▽

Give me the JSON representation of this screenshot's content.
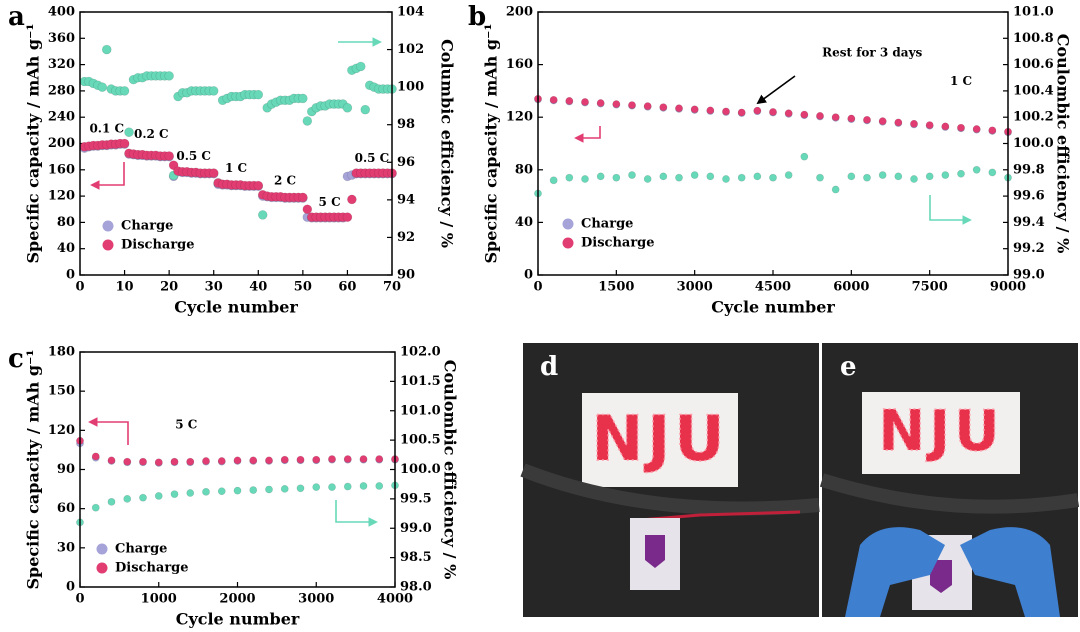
{
  "chart_data": [
    {
      "type": "scatter",
      "panel": "a",
      "xlabel": "Cycle number",
      "ylabel": "Specific capacity / mAh g⁻¹",
      "y2label": "Columbic efficiency / %",
      "xlim": [
        0,
        70
      ],
      "xticks": [
        0,
        10,
        20,
        30,
        40,
        50,
        60,
        70
      ],
      "ylim": [
        0,
        400
      ],
      "yticks": [
        0,
        40,
        80,
        120,
        160,
        200,
        240,
        280,
        320,
        360,
        400
      ],
      "y2lim": [
        90,
        104
      ],
      "y2ticks": [
        90,
        92,
        94,
        96,
        98,
        100,
        102,
        104
      ],
      "annotations": [
        "0.1 C",
        "0.2 C",
        "0.5 C",
        "1 C",
        "2 C",
        "5 C",
        "0.5 C"
      ],
      "x": [
        1,
        2,
        3,
        4,
        5,
        6,
        7,
        8,
        9,
        10,
        11,
        12,
        13,
        14,
        15,
        16,
        17,
        18,
        19,
        20,
        21,
        22,
        23,
        24,
        25,
        26,
        27,
        28,
        29,
        30,
        31,
        32,
        33,
        34,
        35,
        36,
        37,
        38,
        39,
        40,
        41,
        42,
        43,
        44,
        45,
        46,
        47,
        48,
        49,
        50,
        51,
        52,
        53,
        54,
        55,
        56,
        57,
        58,
        59,
        60,
        61,
        62,
        63,
        64,
        65,
        66,
        67,
        68,
        69,
        70
      ],
      "series": [
        {
          "name": "Charge",
          "color": "#a5a3d8",
          "values": [
            193,
            195,
            196,
            196,
            197,
            197,
            198,
            198,
            199,
            199,
            184,
            183,
            182,
            182,
            181,
            181,
            181,
            180,
            180,
            180,
            150,
            157,
            156,
            156,
            155,
            155,
            154,
            154,
            154,
            154,
            138,
            137,
            137,
            136,
            136,
            136,
            135,
            135,
            135,
            135,
            120,
            119,
            118,
            118,
            118,
            117,
            117,
            117,
            117,
            117,
            88,
            87,
            87,
            87,
            87,
            87,
            87,
            87,
            87,
            150,
            152,
            154,
            154,
            154,
            154,
            154,
            154,
            154,
            154,
            154
          ]
        },
        {
          "axis": "y2",
          "color": "#67d8b8",
          "values": [
            100.3,
            100.3,
            100.2,
            100.1,
            100.0,
            102.0,
            99.9,
            99.8,
            99.8,
            99.8,
            97.6,
            100.4,
            100.5,
            100.5,
            100.6,
            100.6,
            100.6,
            100.6,
            100.6,
            100.6,
            95.3,
            99.5,
            99.7,
            99.7,
            99.8,
            99.8,
            99.8,
            99.8,
            99.8,
            99.8,
            94.9,
            99.3,
            99.4,
            99.5,
            99.5,
            99.5,
            99.6,
            99.6,
            99.6,
            99.6,
            93.2,
            98.9,
            99.1,
            99.2,
            99.3,
            99.3,
            99.3,
            99.4,
            99.4,
            99.4,
            98.2,
            98.7,
            98.9,
            99.0,
            99.0,
            99.1,
            99.1,
            99.1,
            99.1,
            98.9,
            100.9,
            101.0,
            101.1,
            98.8,
            100.1,
            100.0,
            99.9,
            99.9,
            99.9,
            99.9
          ]
        },
        {
          "name": "Discharge",
          "color": "#e23d72",
          "values": [
            195,
            196,
            197,
            197,
            198,
            198,
            199,
            199,
            200,
            200,
            185,
            184,
            183,
            183,
            182,
            182,
            182,
            181,
            181,
            181,
            167,
            158,
            157,
            157,
            156,
            156,
            155,
            155,
            155,
            155,
            140,
            138,
            138,
            137,
            137,
            137,
            136,
            136,
            136,
            136,
            122,
            120,
            119,
            119,
            119,
            118,
            118,
            118,
            118,
            118,
            100,
            88,
            88,
            88,
            88,
            88,
            88,
            88,
            88,
            88,
            115,
            155,
            155,
            155,
            155,
            155,
            155,
            155,
            155,
            155
          ]
        }
      ]
    },
    {
      "type": "scatter",
      "panel": "b",
      "xlabel": "Cycle number",
      "ylabel": "Specific capacity / mAh g⁻¹",
      "y2label": "Coulombic efficiency / %",
      "xlim": [
        0,
        9000
      ],
      "xticks": [
        0,
        1500,
        3000,
        4500,
        6000,
        7500,
        9000
      ],
      "ylim": [
        0,
        200
      ],
      "yticks": [
        0,
        40,
        80,
        120,
        160,
        200
      ],
      "y2lim": [
        99,
        101
      ],
      "y2ticks": [
        {
          "value": 99,
          "label": "99.0"
        },
        99.2,
        99.4,
        99.6,
        99.8,
        {
          "value": 100,
          "label": "100.0"
        },
        100.2,
        100.4,
        100.6,
        100.8,
        {
          "value": 101,
          "label": "101.0"
        }
      ],
      "annotations": [
        "Rest for 3 days",
        "1 C"
      ],
      "x": [
        0,
        300,
        600,
        900,
        1200,
        1500,
        1800,
        2100,
        2400,
        2700,
        3000,
        3300,
        3600,
        3900,
        4200,
        4500,
        4800,
        5100,
        5400,
        5700,
        6000,
        6300,
        6600,
        6900,
        7200,
        7500,
        7800,
        8100,
        8400,
        8700,
        9000
      ],
      "series": [
        {
          "name": "Charge",
          "color": "#a5a3d8",
          "values": [
            133.5,
            132.7,
            131.9,
            131.1,
            130.3,
            129.5,
            128.7,
            127.9,
            127.1,
            126.3,
            125.5,
            124.7,
            123.9,
            123.1,
            124.5,
            123.5,
            122.5,
            121.5,
            120.5,
            119.5,
            118.5,
            117.5,
            116.5,
            115.5,
            114.5,
            113.5,
            112.5,
            111.5,
            110.5,
            109.5,
            108.5
          ]
        },
        {
          "axis": "y2",
          "color": "#67d8b8",
          "values": [
            99.62,
            99.72,
            99.74,
            99.73,
            99.75,
            99.74,
            99.76,
            99.73,
            99.75,
            99.74,
            99.76,
            99.75,
            99.73,
            99.74,
            99.75,
            99.74,
            99.76,
            99.9,
            99.74,
            99.65,
            99.75,
            99.74,
            99.76,
            99.75,
            99.73,
            99.75,
            99.76,
            99.77,
            99.8,
            99.78,
            99.74
          ]
        },
        {
          "name": "Discharge",
          "color": "#e23d72",
          "values": [
            134,
            133.2,
            132.4,
            131.6,
            130.8,
            130,
            129.2,
            128.4,
            127.6,
            126.8,
            126,
            125.2,
            124.4,
            123.6,
            125,
            124,
            123,
            122,
            121,
            120,
            119,
            118,
            117,
            116,
            115,
            114,
            113,
            112,
            111,
            110,
            109
          ]
        }
      ]
    },
    {
      "type": "scatter",
      "panel": "c",
      "xlabel": "Cycle number",
      "ylabel": "Specific capacity / mAh g⁻¹",
      "y2label": "Coulombic efficiency / %",
      "xlim": [
        0,
        4000
      ],
      "xticks": [
        0,
        1000,
        2000,
        3000,
        4000
      ],
      "ylim": [
        0,
        180
      ],
      "yticks": [
        0,
        30,
        60,
        90,
        120,
        150,
        180
      ],
      "y2lim": [
        98,
        102
      ],
      "y2ticks": [
        {
          "value": 98,
          "label": "98.0"
        },
        98.5,
        {
          "value": 99,
          "label": "99.0"
        },
        99.5,
        {
          "value": 100,
          "label": "100.0"
        },
        100.5,
        {
          "value": 101,
          "label": "101.0"
        },
        101.5,
        {
          "value": 102,
          "label": "102.0"
        }
      ],
      "annotations": [
        "5 C"
      ],
      "x": [
        0,
        200,
        400,
        600,
        800,
        1000,
        1200,
        1400,
        1600,
        1800,
        2000,
        2200,
        2400,
        2600,
        2800,
        3000,
        3200,
        3400,
        3600,
        3800,
        4000
      ],
      "series": [
        {
          "name": "Charge",
          "color": "#a5a3d8",
          "values": [
            110,
            99,
            96.5,
            95.5,
            95.5,
            95,
            95.5,
            95.5,
            96,
            96,
            96.5,
            96.5,
            96.5,
            97,
            97,
            97,
            97.5,
            97.5,
            97.5,
            97.5,
            97.5
          ]
        },
        {
          "axis": "y2",
          "color": "#67d8b8",
          "values": [
            99.1,
            99.35,
            99.45,
            99.5,
            99.52,
            99.55,
            99.58,
            99.6,
            99.62,
            99.63,
            99.64,
            99.65,
            99.66,
            99.67,
            99.68,
            99.7,
            99.7,
            99.71,
            99.72,
            99.72,
            99.73
          ]
        },
        {
          "name": "Discharge",
          "color": "#e23d72",
          "values": [
            112,
            100,
            97,
            96,
            96,
            95.5,
            96,
            96,
            96.5,
            96.5,
            97,
            97,
            97,
            97.5,
            97.5,
            97.5,
            98,
            98,
            98,
            98,
            98
          ]
        }
      ]
    }
  ],
  "photos": [
    {
      "label": "d",
      "sign": "NJU"
    },
    {
      "label": "e",
      "sign": "NJU"
    }
  ]
}
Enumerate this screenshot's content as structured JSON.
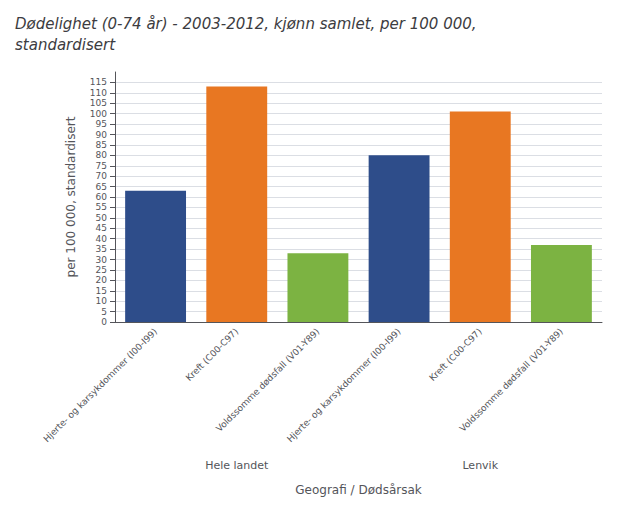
{
  "chart_data": {
    "type": "bar",
    "title": "Dødelighet (0-74 år) - 2003-2012, kjønn samlet, per 100 000,\nstandardisert",
    "ylabel": "per 100 000, standardisert",
    "xlabel": "Geografi / Dødsårsak",
    "categories": [
      "Hele landet",
      "Lenvik"
    ],
    "series": [
      {
        "name": "Hjerte- og karsykdommer (I00-I99)",
        "color": "#2E4D8A",
        "values": [
          63,
          80
        ]
      },
      {
        "name": "Kreft (C00-C97)",
        "color": "#E87722",
        "values": [
          113,
          101
        ]
      },
      {
        "name": "Voldssomme dødsfall (V01-Y89)",
        "color": "#7CB342",
        "values": [
          33,
          37
        ]
      }
    ],
    "ylim": [
      0,
      120
    ],
    "yticks": [
      0,
      5,
      10,
      15,
      20,
      25,
      30,
      35,
      40,
      45,
      50,
      55,
      60,
      65,
      70,
      75,
      80,
      85,
      90,
      95,
      100,
      105,
      110,
      115
    ],
    "grid": true
  }
}
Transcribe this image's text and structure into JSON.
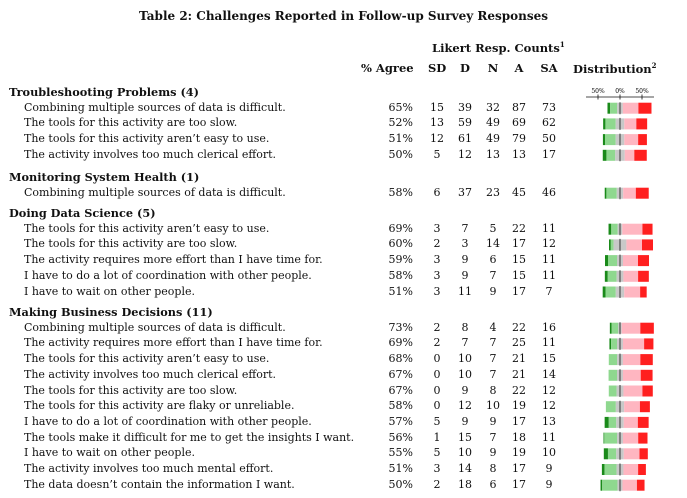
{
  "caption": "Table 2: Challenges Reported in Follow-up Survey Responses",
  "header": {
    "likert_title": "Likert Resp. Counts",
    "likert_sup": "1",
    "pct_agree": "% Agree",
    "sd": "SD",
    "d": "D",
    "n": "N",
    "a": "A",
    "sa": "SA",
    "distribution": "Distribution",
    "distribution_sup": "2",
    "scale_left": "50%",
    "scale_mid": "0%",
    "scale_right": "50%"
  },
  "colors": {
    "sd": "#1a8a1a",
    "d": "#8fd88f",
    "n": "#c8c8c8",
    "a": "#ffb6c1",
    "sa": "#ff1f1f"
  },
  "sections": [
    {
      "title": "Troubleshooting Problems (4)",
      "rows": [
        {
          "label": "Combining multiple sources of data is difficult.",
          "pct": "65%",
          "sd": 15,
          "d": 39,
          "n": 32,
          "a": 87,
          "sa": 73
        },
        {
          "label": "The tools for this activity are too slow.",
          "pct": "52%",
          "sd": 13,
          "d": 59,
          "n": 49,
          "a": 69,
          "sa": 62
        },
        {
          "label": "The tools for this activity aren’t easy to use.",
          "pct": "51%",
          "sd": 12,
          "d": 61,
          "n": 49,
          "a": 79,
          "sa": 50
        },
        {
          "label": "The activity involves too much clerical effort.",
          "pct": "50%",
          "sd": 5,
          "d": 12,
          "n": 13,
          "a": 13,
          "sa": 17
        }
      ]
    },
    {
      "title": "Monitoring System Health (1)",
      "rows": [
        {
          "label": "Combining multiple sources of data is difficult.",
          "pct": "58%",
          "sd": 6,
          "d": 37,
          "n": 23,
          "a": 45,
          "sa": 46
        }
      ]
    },
    {
      "title": "Doing Data Science (5)",
      "rows": [
        {
          "label": "The tools for this activity aren’t easy to use.",
          "pct": "69%",
          "sd": 3,
          "d": 7,
          "n": 5,
          "a": 22,
          "sa": 11
        },
        {
          "label": "The tools for this activity are too slow.",
          "pct": "60%",
          "sd": 2,
          "d": 3,
          "n": 14,
          "a": 17,
          "sa": 12
        },
        {
          "label": "The activity requires more effort than I have time for.",
          "pct": "59%",
          "sd": 3,
          "d": 9,
          "n": 6,
          "a": 15,
          "sa": 11
        },
        {
          "label": "I have to do a lot of coordination with other people.",
          "pct": "58%",
          "sd": 3,
          "d": 9,
          "n": 7,
          "a": 15,
          "sa": 11
        },
        {
          "label": "I have to wait on other people.",
          "pct": "51%",
          "sd": 3,
          "d": 11,
          "n": 9,
          "a": 17,
          "sa": 7
        }
      ]
    },
    {
      "title": "Making Business Decisions (11)",
      "rows": [
        {
          "label": "Combining multiple sources of data is difficult.",
          "pct": "73%",
          "sd": 2,
          "d": 8,
          "n": 4,
          "a": 22,
          "sa": 16
        },
        {
          "label": "The activity requires more effort than I have time for.",
          "pct": "69%",
          "sd": 2,
          "d": 7,
          "n": 7,
          "a": 25,
          "sa": 11
        },
        {
          "label": "The tools for this activity aren’t easy to use.",
          "pct": "68%",
          "sd": 0,
          "d": 10,
          "n": 7,
          "a": 21,
          "sa": 15
        },
        {
          "label": "The activity involves too much clerical effort.",
          "pct": "67%",
          "sd": 0,
          "d": 10,
          "n": 7,
          "a": 21,
          "sa": 14
        },
        {
          "label": "The tools for this activity are too slow.",
          "pct": "67%",
          "sd": 0,
          "d": 9,
          "n": 8,
          "a": 22,
          "sa": 12
        },
        {
          "label": "The tools for this activity are flaky or unreliable.",
          "pct": "58%",
          "sd": 0,
          "d": 12,
          "n": 10,
          "a": 19,
          "sa": 12
        },
        {
          "label": "I have to do a lot of coordination with other people.",
          "pct": "57%",
          "sd": 5,
          "d": 9,
          "n": 9,
          "a": 17,
          "sa": 13
        },
        {
          "label": "The tools make it difficult for me to get the insights I want.",
          "pct": "56%",
          "sd": 1,
          "d": 15,
          "n": 7,
          "a": 18,
          "sa": 11
        },
        {
          "label": "I have to wait on other people.",
          "pct": "55%",
          "sd": 5,
          "d": 10,
          "n": 9,
          "a": 19,
          "sa": 10
        },
        {
          "label": "The activity involves too much mental effort.",
          "pct": "51%",
          "sd": 3,
          "d": 14,
          "n": 8,
          "a": 17,
          "sa": 9
        },
        {
          "label": "The data doesn’t contain the information I want.",
          "pct": "50%",
          "sd": 2,
          "d": 18,
          "n": 6,
          "a": 17,
          "sa": 9
        }
      ]
    }
  ]
}
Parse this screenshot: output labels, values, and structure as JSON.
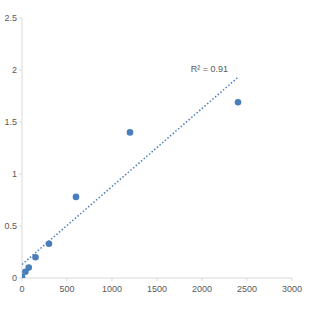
{
  "chart_data": {
    "type": "scatter",
    "annotation": "R² = 0.91",
    "xlim": [
      0,
      3000
    ],
    "xticks": [
      0,
      500,
      1000,
      1500,
      2000,
      2500,
      3000
    ],
    "ylim": [
      0,
      2.5
    ],
    "yticks": [
      0,
      0.5,
      1,
      1.5,
      2,
      2.5
    ],
    "grid": false,
    "series": [
      {
        "type": "scatter",
        "color": "#4a7ebb",
        "marker": "circle",
        "x": [
          0,
          37.5,
          75,
          150,
          300,
          600,
          1200,
          2400
        ],
        "values": [
          0.01,
          0.06,
          0.1,
          0.2,
          0.33,
          0.78,
          1.4,
          1.69
        ]
      },
      {
        "type": "line",
        "color": "#4a7ebb",
        "line_style": "dotted",
        "x": [
          0,
          2400
        ],
        "values": [
          0.13,
          1.93
        ]
      }
    ]
  }
}
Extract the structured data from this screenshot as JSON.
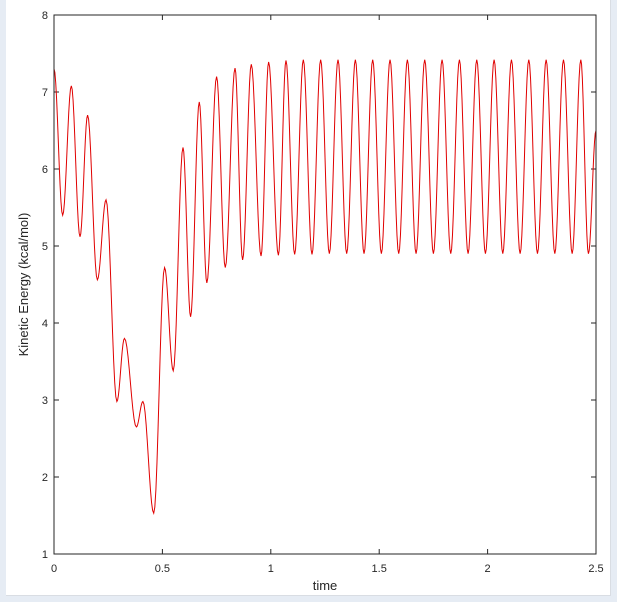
{
  "chart_data": {
    "type": "line",
    "title": "",
    "xlabel": "time",
    "ylabel": "Kinetic Energy (kcal/mol)",
    "xlim": [
      0,
      2.5
    ],
    "ylim": [
      1,
      8
    ],
    "x_ticks": [
      0,
      0.5,
      1,
      1.5,
      2,
      2.5
    ],
    "x_tick_labels": [
      "0",
      "0.5",
      "1",
      "1.5",
      "2",
      "2.5"
    ],
    "y_ticks": [
      1,
      2,
      3,
      4,
      5,
      6,
      7,
      8
    ],
    "y_tick_labels": [
      "1",
      "2",
      "3",
      "4",
      "5",
      "6",
      "7",
      "8"
    ],
    "grid": false,
    "line_color": "#e00000",
    "series": [
      {
        "name": "",
        "x": [
          0.0,
          0.04,
          0.08,
          0.12,
          0.155,
          0.2,
          0.24,
          0.29,
          0.325,
          0.38,
          0.41,
          0.46,
          0.51,
          0.55,
          0.595,
          0.63,
          0.67,
          0.705,
          0.75,
          0.79,
          0.835,
          0.87,
          0.91,
          0.955,
          0.99,
          1.035,
          1.07,
          1.11,
          1.15,
          1.19,
          1.23,
          1.27,
          1.31,
          1.35,
          1.39,
          1.43,
          1.47,
          1.51,
          1.55,
          1.59,
          1.63,
          1.67,
          1.71,
          1.75,
          1.79,
          1.83,
          1.87,
          1.91,
          1.95,
          1.99,
          2.03,
          2.07,
          2.11,
          2.15,
          2.19,
          2.23,
          2.27,
          2.31,
          2.35,
          2.39,
          2.43,
          2.465,
          2.5
        ],
        "y": [
          7.3,
          5.4,
          7.08,
          5.12,
          6.7,
          4.56,
          5.6,
          2.98,
          3.8,
          2.65,
          2.98,
          1.53,
          4.72,
          3.38,
          6.28,
          4.08,
          6.87,
          4.52,
          7.2,
          4.72,
          7.31,
          4.82,
          7.36,
          4.87,
          7.39,
          4.88,
          7.41,
          4.89,
          7.42,
          4.89,
          7.42,
          4.9,
          7.42,
          4.9,
          7.42,
          4.9,
          7.42,
          4.9,
          7.42,
          4.9,
          7.42,
          4.9,
          7.42,
          4.9,
          7.42,
          4.9,
          7.42,
          4.9,
          7.42,
          4.9,
          7.42,
          4.9,
          7.42,
          4.9,
          7.42,
          4.9,
          7.42,
          4.9,
          7.42,
          4.9,
          7.42,
          4.9,
          6.5
        ]
      }
    ]
  }
}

△

PROBLEM REQUIREMENTS >> Return each line where "screenshot" shows up.

OUTPUT >>
Give me the JSON representation of this screenshot's content.
Enumerate this screenshot's content as structured JSON.
Parse this screenshot: output labels, values, and structure as JSON.
Extract the structured data from this screenshot as JSON.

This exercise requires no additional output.